本文抜粋の一文「Pingouinは統計解析パッケージの1つで、シンプルな記述であるにもかかわらず、網羅的な統計関数を利用できます。」を英語に訳しなさい。

*本文抜粋*
============================================================

統計解析パッケージPingouinを使ってみる

Mediumを眺めていたらこんな記事を見かけました。

Medium

Accelerate Complicated Statistical Test for Data Scientist with Pingouin

https://towardsdatascience.com/accelerate-complicated-statistical-test-for-data-scientist-with-pingouin-f98f29184400

Quick and easy important statistical test in one package

Pythonで利用できる統計解析ライブラリとしてはSciPyのstatsくらいしか知らなかったのですが、上の記事を読んでみるとPingouinがなかなか便利そうだなと感じました。

今回は実際にPingouinを使ってみた感想を述べたいと思います。
コードはGitHubにあげています。

1. Pingouinとは
2. Pingouinで分散分析をやってみる
3. 最後に

Pingouinとは

Pingouinは統計解析パッケージの1つで、シンプルな記述であるにもかかわらず、網羅的な統計関数を利用できます。

============================================================

*資料*
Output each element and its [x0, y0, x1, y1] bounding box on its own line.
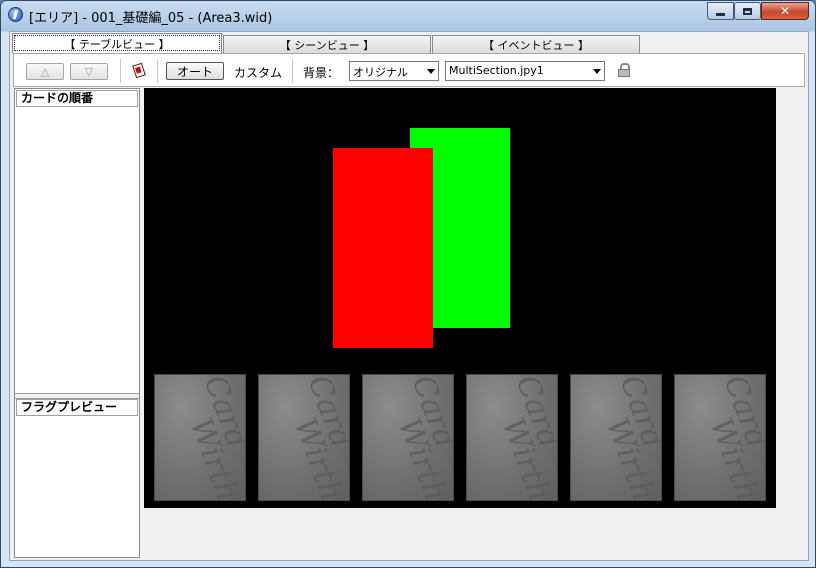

============================================================

*解答全文*
Pingouin is a statistical analysis package that offers a comprehensive range of statistical functions despite its simple syntax.